STATED PROBLEM → Lines that hold the string "Azimuth" are to be counted; give only their number.
** start of PROVIDED DATA **
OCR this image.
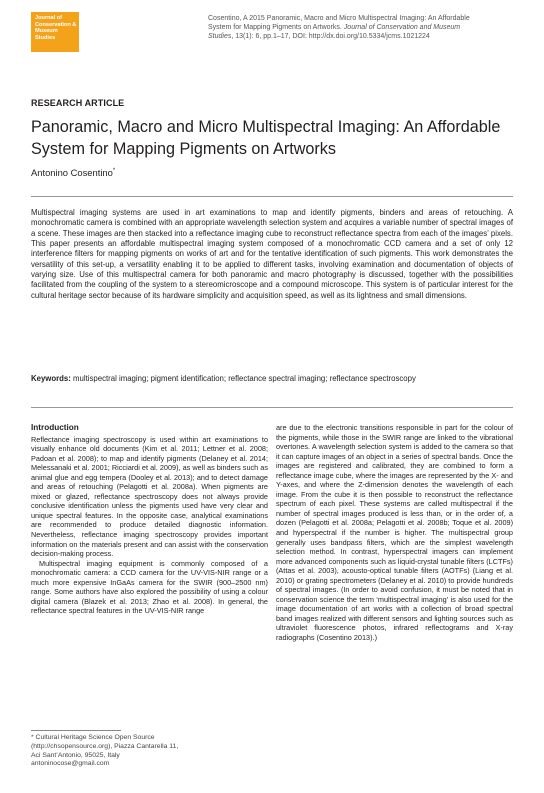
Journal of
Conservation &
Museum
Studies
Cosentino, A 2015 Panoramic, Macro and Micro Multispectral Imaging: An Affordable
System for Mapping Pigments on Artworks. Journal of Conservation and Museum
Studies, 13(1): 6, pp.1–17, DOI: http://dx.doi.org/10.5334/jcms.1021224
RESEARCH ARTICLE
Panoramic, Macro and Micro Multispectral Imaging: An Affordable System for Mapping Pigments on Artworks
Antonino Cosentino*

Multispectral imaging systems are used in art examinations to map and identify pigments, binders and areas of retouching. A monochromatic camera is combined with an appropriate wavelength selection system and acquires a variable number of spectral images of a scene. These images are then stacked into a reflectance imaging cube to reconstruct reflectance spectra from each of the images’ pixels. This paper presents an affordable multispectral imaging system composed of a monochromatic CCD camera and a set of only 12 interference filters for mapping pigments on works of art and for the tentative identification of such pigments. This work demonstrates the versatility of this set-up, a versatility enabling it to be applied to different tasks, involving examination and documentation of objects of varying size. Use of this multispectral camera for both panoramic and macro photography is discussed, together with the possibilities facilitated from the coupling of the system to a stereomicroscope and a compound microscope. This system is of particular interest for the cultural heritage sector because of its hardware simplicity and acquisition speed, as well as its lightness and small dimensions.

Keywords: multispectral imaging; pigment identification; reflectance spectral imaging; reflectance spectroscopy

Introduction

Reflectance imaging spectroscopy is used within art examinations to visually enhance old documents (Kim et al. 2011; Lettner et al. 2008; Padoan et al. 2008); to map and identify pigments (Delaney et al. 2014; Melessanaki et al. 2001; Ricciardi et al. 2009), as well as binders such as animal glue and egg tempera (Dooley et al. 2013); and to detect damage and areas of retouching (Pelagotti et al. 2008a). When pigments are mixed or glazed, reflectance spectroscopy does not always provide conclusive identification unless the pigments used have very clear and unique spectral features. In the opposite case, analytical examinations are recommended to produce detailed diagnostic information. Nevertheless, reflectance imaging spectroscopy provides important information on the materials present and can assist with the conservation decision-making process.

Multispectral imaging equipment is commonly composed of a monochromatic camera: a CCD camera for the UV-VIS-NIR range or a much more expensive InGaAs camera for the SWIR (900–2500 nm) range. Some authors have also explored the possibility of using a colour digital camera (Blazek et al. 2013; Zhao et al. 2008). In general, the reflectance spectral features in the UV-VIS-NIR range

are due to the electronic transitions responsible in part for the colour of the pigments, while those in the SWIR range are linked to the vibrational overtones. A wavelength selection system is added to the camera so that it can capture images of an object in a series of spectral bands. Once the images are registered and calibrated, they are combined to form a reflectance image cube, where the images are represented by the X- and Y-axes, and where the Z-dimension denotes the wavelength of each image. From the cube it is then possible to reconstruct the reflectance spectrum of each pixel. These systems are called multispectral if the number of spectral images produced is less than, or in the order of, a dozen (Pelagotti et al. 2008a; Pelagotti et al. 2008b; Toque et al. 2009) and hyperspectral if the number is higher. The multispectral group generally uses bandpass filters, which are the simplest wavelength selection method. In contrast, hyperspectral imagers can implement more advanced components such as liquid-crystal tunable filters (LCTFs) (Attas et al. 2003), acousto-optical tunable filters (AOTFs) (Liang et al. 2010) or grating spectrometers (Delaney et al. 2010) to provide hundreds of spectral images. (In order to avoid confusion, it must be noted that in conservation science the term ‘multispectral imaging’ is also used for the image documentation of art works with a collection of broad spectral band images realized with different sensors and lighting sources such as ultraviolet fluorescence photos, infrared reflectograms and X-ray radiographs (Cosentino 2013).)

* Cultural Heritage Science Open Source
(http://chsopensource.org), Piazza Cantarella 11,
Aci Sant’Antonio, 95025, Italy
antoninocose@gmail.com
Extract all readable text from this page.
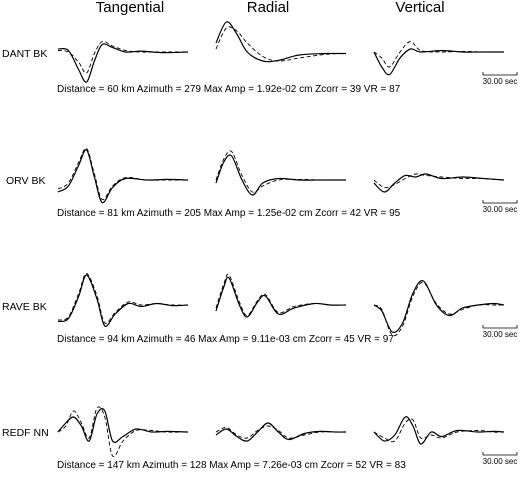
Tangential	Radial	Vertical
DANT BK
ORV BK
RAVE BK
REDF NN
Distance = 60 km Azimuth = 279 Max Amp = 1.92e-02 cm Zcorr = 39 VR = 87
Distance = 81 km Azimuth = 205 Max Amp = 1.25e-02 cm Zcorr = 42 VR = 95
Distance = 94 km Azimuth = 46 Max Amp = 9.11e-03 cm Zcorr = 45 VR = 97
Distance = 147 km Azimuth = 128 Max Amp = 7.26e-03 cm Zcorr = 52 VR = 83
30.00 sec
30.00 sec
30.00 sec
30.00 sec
** end of PROVIDED DATA **
TASK OUTPUT → 4